Raw data →
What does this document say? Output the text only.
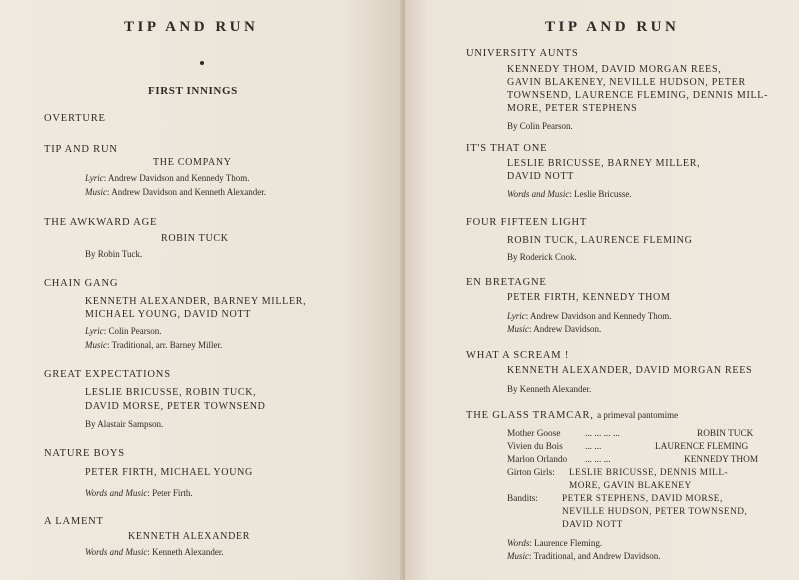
TIP AND RUN
FIRST INNINGS
OVERTURE
TIP AND RUN
THE COMPANY
Lyric: Andrew Davidson and Kennedy Thom.
Music: Andrew Davidson and Kenneth Alexander.
THE AWKWARD AGE
ROBIN TUCK
By Robin Tuck.
CHAIN GANG
KENNETH ALEXANDER, BARNEY MILLER,
MICHAEL YOUNG, DAVID NOTT
Lyric: Colin Pearson.
Music: Traditional, arr. Barney Miller.
GREAT EXPECTATIONS
LESLIE BRICUSSE, ROBIN TUCK,
DAVID MORSE, PETER TOWNSEND
By Alastair Sampson.
NATURE BOYS
PETER FIRTH, MICHAEL YOUNG
Words and Music: Peter Firth.
A LAMENT
KENNETH ALEXANDER
Words and Music: Kenneth Alexander.
TIP AND RUN
UNIVERSITY AUNTS
KENNEDY THOM, DAVID MORGAN REES,
GAVIN BLAKENEY, NEVILLE HUDSON, PETER
TOWNSEND, LAURENCE FLEMING, DENNIS MILL-
MORE, PETER STEPHENS
By Colin Pearson.
IT'S THAT ONE
LESLIE BRICUSSE, BARNEY MILLER,
DAVID NOTT
Words and Music: Leslie Bricusse.
FOUR FIFTEEN LIGHT
ROBIN TUCK, LAURENCE FLEMING
By Roderick Cook.
EN BRETAGNE
PETER FIRTH, KENNEDY THOM
Lyric: Andrew Davidson and Kennedy Thom.
Music: Andrew Davidson.
WHAT A SCREAM !
KENNETH ALEXANDER, DAVID MORGAN REES
By Kenneth Alexander.
THE GLASS TRAMCAR, a primeval pantomime
Mother Goose	... ... ... ...	ROBIN TUCK
Vivien du Bois ... ...	LAURENCE FLEMING
Marlon Orlando ... ... ...	KENNEDY THOM
Girton Girls: LESLIE BRICUSSE, DENNIS MILL-
MORE, GAVIN BLAKENEY
Bandits:	PETER STEPHENS, DAVID MORSE,
NEVILLE HUDSON, PETER TOWNSEND,
DAVID NOTT
Words: Laurence Fleming.
Music: Traditional, and Andrew Davidson.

Problem statement → Restate each entry word for word, leaving out any pictures.

Response to this exercise →
What does this document say? Output the text only.
TIP AND RUN
FIRST INNINGS
OVERTURE
TIP AND RUN
THE COMPANY
Lyric: Andrew Davidson and Kennedy Thom.
Music: Andrew Davidson and Kenneth Alexander.
THE AWKWARD AGE
ROBIN TUCK
By Robin Tuck.
CHAIN GANG
KENNETH ALEXANDER, BARNEY MILLER,
MICHAEL YOUNG, DAVID NOTT
Lyric: Colin Pearson.
Music: Traditional, arr. Barney Miller.
GREAT EXPECTATIONS
LESLIE BRICUSSE, ROBIN TUCK,
DAVID MORSE, PETER TOWNSEND
By Alastair Sampson.
NATURE BOYS
PETER FIRTH, MICHAEL YOUNG
Words and Music: Peter Firth.
A LAMENT
KENNETH ALEXANDER
Words and Music: Kenneth Alexander.
TIP AND RUN
UNIVERSITY AUNTS
KENNEDY THOM, DAVID MORGAN REES,
GAVIN BLAKENEY, NEVILLE HUDSON, PETER
TOWNSEND, LAURENCE FLEMING, DENNIS MILL-
MORE, PETER STEPHENS
By Colin Pearson.
IT'S THAT ONE
LESLIE BRICUSSE, BARNEY MILLER,
DAVID NOTT
Words and Music: Leslie Bricusse.
FOUR FIFTEEN LIGHT
ROBIN TUCK, LAURENCE FLEMING
By Roderick Cook.
EN BRETAGNE
PETER FIRTH, KENNEDY THOM
Lyric: Andrew Davidson and Kennedy Thom.
Music: Andrew Davidson.
WHAT A SCREAM !
KENNETH ALEXANDER, DAVID MORGAN REES
By Kenneth Alexander.
THE GLASS TRAMCAR, a primeval pantomime
Mother Goose	... ... ... ...	ROBIN TUCK
Vivien du Bois ... ...	LAURENCE FLEMING
Marlon Orlando ... ... ...	KENNEDY THOM
Girton Girls: LESLIE BRICUSSE, DENNIS MILL-
MORE, GAVIN BLAKENEY
Bandits:	PETER STEPHENS, DAVID MORSE,
NEVILLE HUDSON, PETER TOWNSEND,
DAVID NOTT
Words: Laurence Fleming.
Music: Traditional, and Andrew Davidson.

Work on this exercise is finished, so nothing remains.